Listed records —
******************************
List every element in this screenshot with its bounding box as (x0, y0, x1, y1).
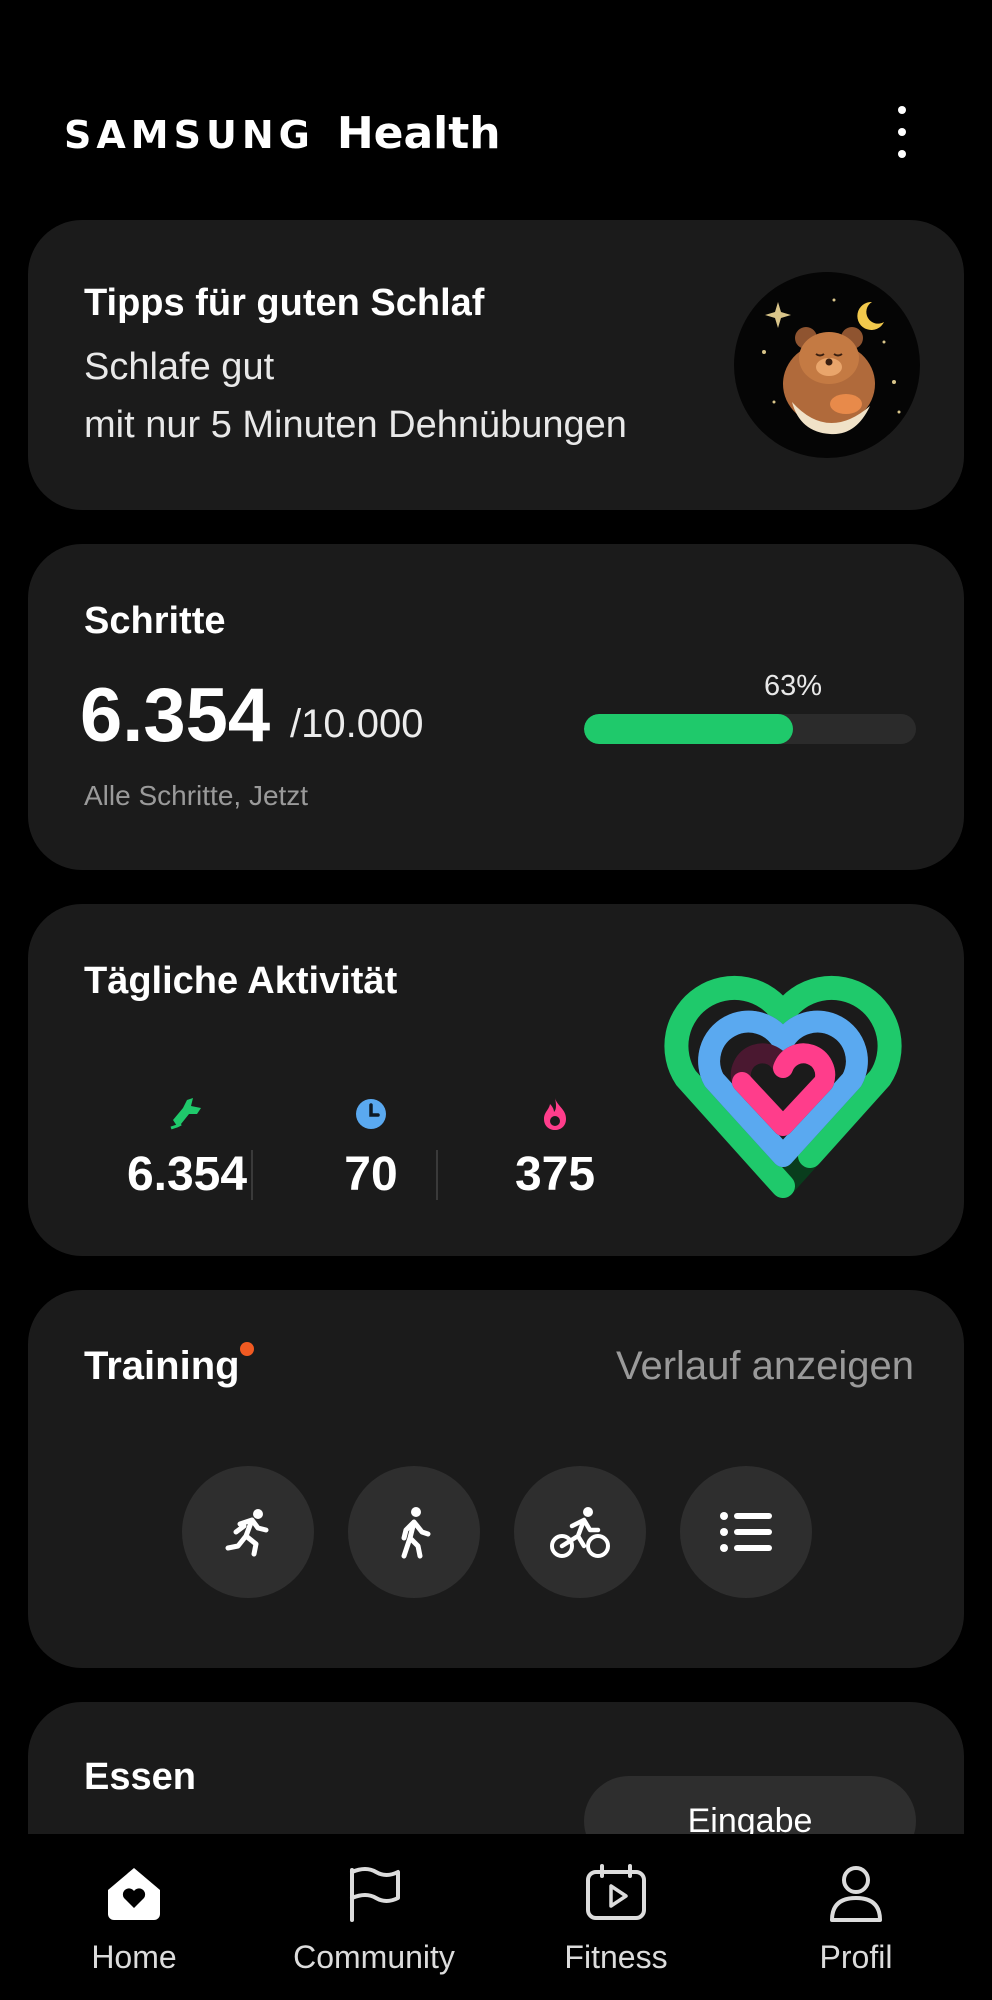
workout-cycling-button[interactable] (514, 1466, 646, 1598)
running-icon (225, 1509, 269, 1557)
training-title: Training (84, 1344, 240, 1388)
brand-health-text: Health (336, 108, 501, 159)
activity-calories-value: 375 (514, 1148, 596, 1201)
steps-progress-bar (584, 714, 916, 744)
activity-steps-value: 6.354 (126, 1148, 248, 1201)
workout-running-button[interactable] (182, 1466, 314, 1598)
steps-progress-fill (584, 714, 794, 744)
workout-walking-button[interactable] (348, 1466, 480, 1598)
app-header: SAMSUNG Health (0, 0, 992, 220)
flag-icon (350, 1867, 400, 1922)
steps-title: Schritte (84, 600, 226, 642)
training-card[interactable]: Training Verlauf anzeigen (28, 1290, 964, 1668)
bottom-navigation: Home Community Fitness Profil (0, 1834, 992, 2000)
walking-icon (401, 1507, 431, 1559)
play-calendar-icon (586, 1864, 646, 1920)
sleeping-bear-illustration (734, 272, 920, 458)
steps-goal: /10.000 (290, 702, 424, 746)
activity-minutes-value: 70 (344, 1148, 398, 1201)
activity-calories-stat: 375 (480, 1094, 630, 1202)
nav-fitness[interactable]: Fitness (516, 1864, 716, 1976)
list-icon (720, 1512, 772, 1552)
nav-home-label: Home (91, 1939, 177, 1975)
home-heart-icon (108, 1868, 160, 1920)
notification-dot (240, 1342, 254, 1356)
steps-value: 6.354 (80, 673, 271, 758)
nav-community-label: Community (293, 1939, 455, 1975)
nav-home[interactable]: Home (34, 1864, 234, 1976)
view-history-link[interactable]: Verlauf anzeigen (616, 1344, 914, 1389)
shoe-icon (170, 1098, 201, 1130)
stat-divider (436, 1150, 438, 1200)
food-title: Essen (84, 1756, 196, 1798)
nav-profile[interactable]: Profil (756, 1864, 956, 1976)
nav-profile-label: Profil (819, 1939, 893, 1975)
activity-steps-stat: 6.354 (112, 1094, 262, 1202)
sleep-tips-card[interactable]: Tipps für guten Schlaf Schlafe gut mit n… (28, 220, 964, 510)
sleep-tips-line2: mit nur 5 Minuten Dehnübungen (84, 404, 627, 446)
steps-card[interactable]: Schritte 6.354 /10.000 Alle Schritte, Je… (28, 544, 964, 870)
person-icon (830, 1866, 882, 1922)
activity-minutes-stat: 70 (296, 1094, 446, 1202)
activity-title: Tägliche Aktivität (84, 960, 398, 1002)
steps-subtitle: Alle Schritte, Jetzt (84, 780, 309, 811)
sleep-tips-title: Tipps für guten Schlaf (84, 282, 485, 324)
steps-percent: 63% (764, 670, 823, 702)
nav-community[interactable]: Community (274, 1864, 474, 1976)
workout-list-button[interactable] (680, 1466, 812, 1598)
app-logo: SAMSUNG Health (64, 108, 501, 159)
more-vertical-icon[interactable] (888, 106, 916, 158)
stat-divider (251, 1150, 253, 1200)
brand-samsung-text: SAMSUNG (64, 113, 315, 157)
nav-fitness-label: Fitness (564, 1939, 668, 1975)
flame-icon (544, 1098, 566, 1130)
sleep-tips-line1: Schlafe gut (84, 346, 275, 388)
activity-heart-rings-icon (664, 975, 902, 1198)
cycling-icon (550, 1507, 610, 1558)
daily-activity-card[interactable]: Tägliche Aktivität 6.354 70 375 (28, 904, 964, 1256)
clock-icon (356, 1099, 386, 1129)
******************************
Render every line of the entries above as a Markdown table with the columns No. and Line, numbering the rows and skipping blank lines. Leave the pictures out.

Complete output —
| No. | Line |
|---|---|
| 1 | List every element in this screenshot with its bounding box as (x0, y0, x1, y1). |
| 2 | workout-cycling-button[interactable] (514, 1466, 646, 1598) |
| 3 | running-icon (225, 1509, 269, 1557) |
| 4 | training-title: Training (84, 1344, 240, 1388) |
| 5 | brand-health-text: Health (336, 108, 501, 159) |
| 6 | activity-calories-value: 375 (514, 1148, 596, 1201) |
| 7 | steps-progress-bar (584, 714, 916, 744) |
| 8 | activity-steps-value: 6.354 (126, 1148, 248, 1201) |
| 9 | workout-running-button[interactable] (182, 1466, 314, 1598) |
| 10 | steps-progress-fill (584, 714, 794, 744) |
| 11 | workout-walking-button[interactable] (348, 1466, 480, 1598) |
| 12 | app-header: SAMSUNG Health (0, 0, 992, 220) |
| 13 | flag-icon (350, 1867, 400, 1922) |
| 14 | steps-title: Schritte (84, 600, 226, 642) |
| 15 | training-card[interactable]: Training Verlauf anzeigen (28, 1290, 964, 1668) |
| 16 | bottom-navigation: Home Community Fitness Profil (0, 1834, 992, 2000) |
| 17 | walking-icon (401, 1507, 431, 1559) |
| 18 | play-calendar-icon (586, 1864, 646, 1920) |
| 19 | sleeping-bear-illustration (734, 272, 920, 458) |
| 20 | steps-goal: /10.000 (290, 702, 424, 746) |
| 21 | activity-minutes-value: 70 (344, 1148, 398, 1201) |
| 22 | activity-calories-stat: 375 (480, 1094, 630, 1202) |
| 23 | nav-fitness[interactable]: Fitness (516, 1864, 716, 1976) |
| 24 | list-icon (720, 1512, 772, 1552) |
| 25 | nav-home-label: Home (91, 1939, 177, 1975) |
| 26 | home-heart-icon (108, 1868, 160, 1920) |
| 27 | notification-dot (240, 1342, 254, 1356) |
| 28 | steps-value: 6.354 (80, 673, 271, 758) |
| 29 | nav-community-label: Community (293, 1939, 455, 1975) |
| 30 | nav-home[interactable]: Home (34, 1864, 234, 1976) |
| 31 | view-history-link[interactable]: Verlauf anzeigen (616, 1344, 914, 1389) |
| 32 | shoe-icon (170, 1098, 201, 1130) |
| 33 | stat-divider (436, 1150, 438, 1200) |
| 34 | food-title: Essen (84, 1756, 196, 1798) |
| 35 | nav-profile[interactable]: Profil (756, 1864, 956, 1976) |
| 36 | nav-profile-label: Profil (819, 1939, 893, 1975) |
| 37 | activity-steps-stat: 6.354 (112, 1094, 262, 1202) |
| 38 | sleep-tips-card[interactable]: Tipps für guten Schlaf Schlafe gut mit n… (28, 220, 964, 510) |
| 39 | sleep-tips-line2: mit nur 5 Minuten Dehnübungen (84, 404, 627, 446) |
| 40 | steps-card[interactable]: Schritte 6.354 /10.000 Alle Schritte, Je… (28, 544, 964, 870) |
| 41 | person-icon (830, 1866, 882, 1922) |
| 42 | activity-minutes-stat: 70 (296, 1094, 446, 1202) |
| 43 | activity-title: Tägliche Aktivität (84, 960, 398, 1002) |
| 44 | steps-subtitle: Alle Schritte, Jetzt (84, 780, 309, 811) |
| 45 | sleep-tips-title: Tipps für guten Schlaf (84, 282, 485, 324) |
| 46 | steps-percent: 63% (764, 670, 823, 702) |
| 47 | nav-community[interactable]: Community (274, 1864, 474, 1976) |
| 48 | workout-list-button[interactable] (680, 1466, 812, 1598) |
| 49 | app-logo: SAMSUNG Health (64, 108, 501, 159) |
| 50 | more-vertical-icon[interactable] (888, 106, 916, 158) |
| 51 | stat-divider (251, 1150, 253, 1200) |
| 52 | brand-samsung-text: SAMSUNG (64, 113, 315, 157) |
| 53 | nav-fitness-label: Fitness (564, 1939, 668, 1975) |
| 54 | flame-icon (544, 1098, 566, 1130) |
| 55 | sleep-tips-line1: Schlafe gut (84, 346, 275, 388) |
| 56 | activity-heart-rings-icon (664, 975, 902, 1198) |
| 57 | cycling-icon (550, 1507, 610, 1558) |
| 58 | daily-activity-card[interactable]: Tägliche Aktivität 6.354 70 375 (28, 904, 964, 1256) |
| 59 | clock-icon (356, 1099, 386, 1129) |